[Collected data]
========

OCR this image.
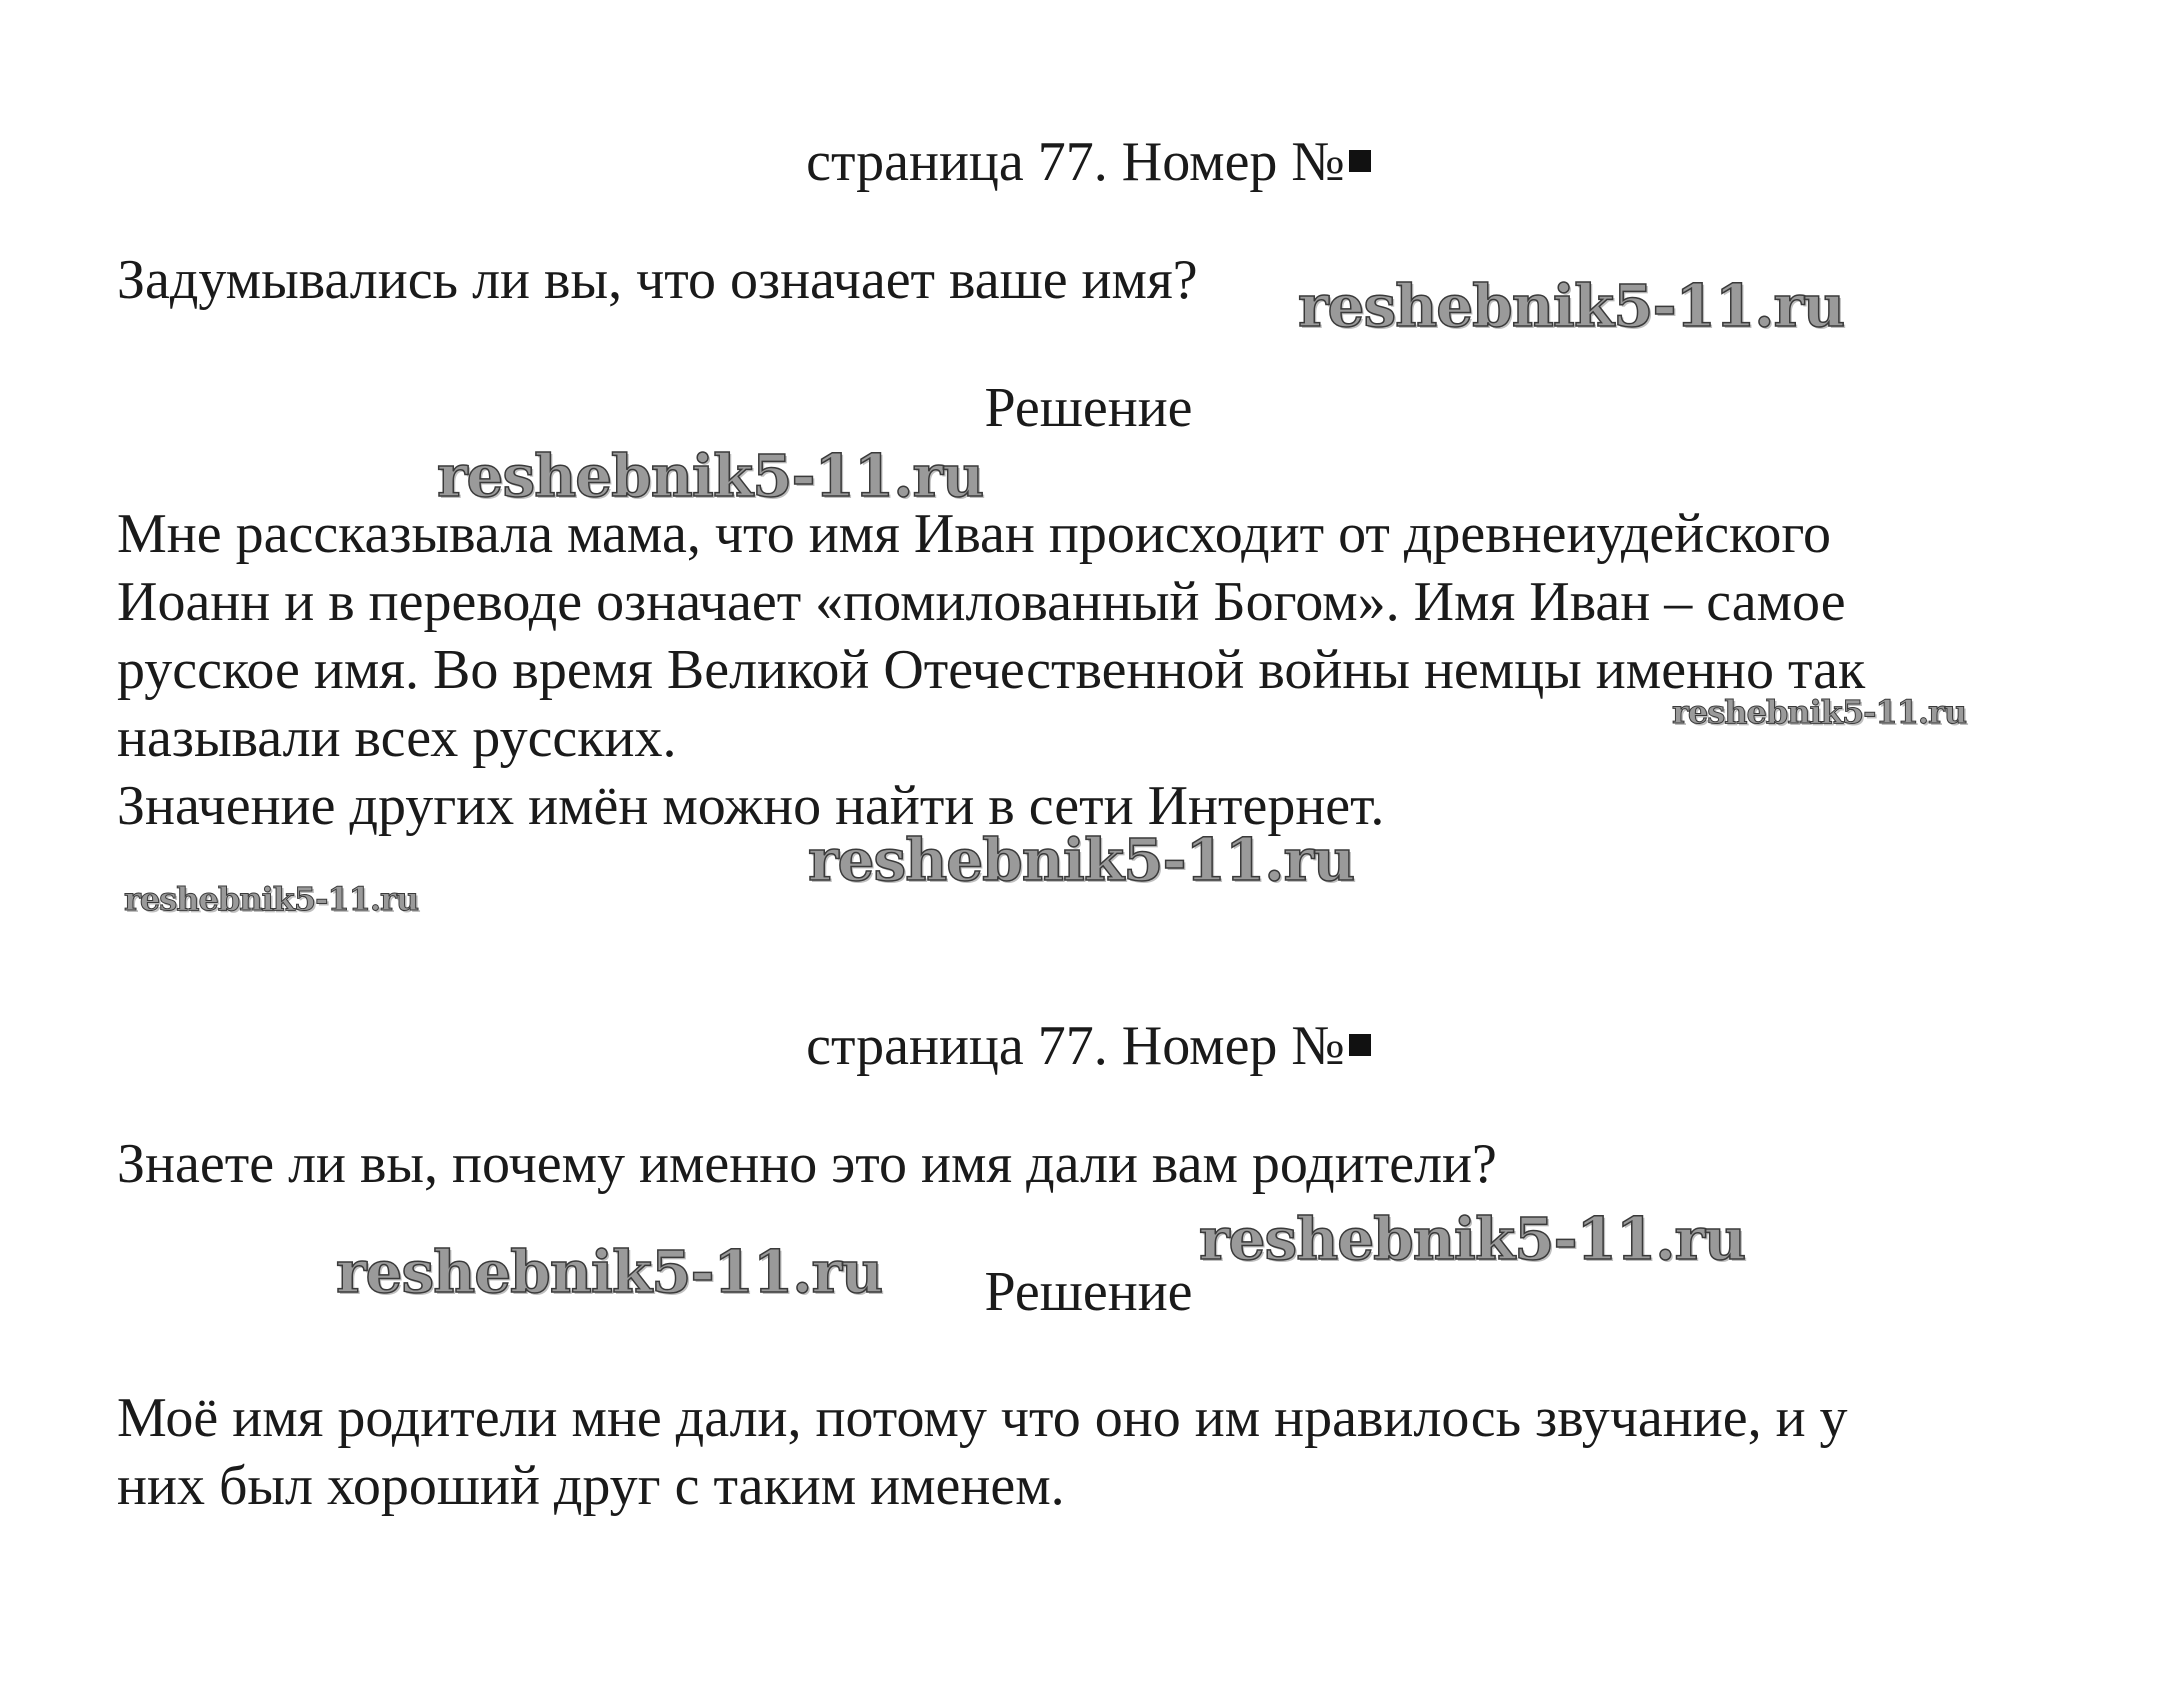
страница 77. Номер №
Задумывались ли вы, что означает ваше имя?
Решение
Мне рассказывала мама, что имя Иван происходит от древнеиудейского
Иоанн и в переводе означает «помилованный Богом». Имя Иван – самое
русское имя. Во время Великой Отечественной войны немцы именно так
называли всех русских.
Значение других имён можно найти в сети Интернет.
страница 77. Номер №
Знаете ли вы, почему именно это имя дали вам родители?
Решение
Моё имя родители мне дали, потому что оно им нравилось звучание, и у
них был хороший друг с таким именем.
reshebnik5-11.ru
reshebnik5-11.ru
reshebnik5-11.ru
reshebnik5-11.ru
reshebnik5-11.ru
reshebnik5-11.ru
reshebnik5-11.ru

========

GIVEN PROBLEM: Determine the number of lines in the listing that contain the string "дали". Write that number and nothing else.

TASK SOLUTION: 2